Every entry must be duplicated precisely as written.

— BEGIN Records for processing —

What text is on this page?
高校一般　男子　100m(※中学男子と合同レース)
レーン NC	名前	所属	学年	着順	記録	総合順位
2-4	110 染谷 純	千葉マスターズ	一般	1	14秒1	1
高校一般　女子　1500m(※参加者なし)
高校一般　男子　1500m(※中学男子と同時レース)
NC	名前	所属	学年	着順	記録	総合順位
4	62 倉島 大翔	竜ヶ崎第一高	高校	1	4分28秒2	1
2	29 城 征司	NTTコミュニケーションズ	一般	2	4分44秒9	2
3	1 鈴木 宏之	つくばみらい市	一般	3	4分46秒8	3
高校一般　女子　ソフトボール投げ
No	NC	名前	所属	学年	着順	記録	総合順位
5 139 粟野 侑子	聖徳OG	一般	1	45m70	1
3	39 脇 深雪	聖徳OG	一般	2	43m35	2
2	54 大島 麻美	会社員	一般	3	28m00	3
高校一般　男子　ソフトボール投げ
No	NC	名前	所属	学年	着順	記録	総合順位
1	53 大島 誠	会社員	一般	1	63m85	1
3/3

— END Records for processing —

### [Task output]
What text is on this page?
高校一般　男子　100m(※中学男子と合同レース)
レーン NC	名前	所属	学年	着順	記録	総合順位
2-4	110 染谷 純	千葉マスターズ	一般	1	14秒1	1
高校一般　女子　1500m(※参加者なし)
高校一般　男子　1500m(※中学男子と同時レース)
NC	名前	所属	学年	着順	記録	総合順位
4	62 倉島 大翔	竜ヶ崎第一高	高校	1	4分28秒2	1
2	29 城 征司	NTTコミュニケーションズ	一般	2	4分44秒9	2
3	1 鈴木 宏之	つくばみらい市	一般	3	4分46秒8	3
高校一般　女子　ソフトボール投げ
No	NC	名前	所属	学年	着順	記録	総合順位
5 139 粟野 侑子	聖徳OG	一般	1	45m70	1
3	39 脇 深雪	聖徳OG	一般	2	43m35	2
2	54 大島 麻美	会社員	一般	3	28m00	3
高校一般　男子　ソフトボール投げ
No	NC	名前	所属	学年	着順	記録	総合順位
1	53 大島 誠	会社員	一般	1	63m85	1
3/3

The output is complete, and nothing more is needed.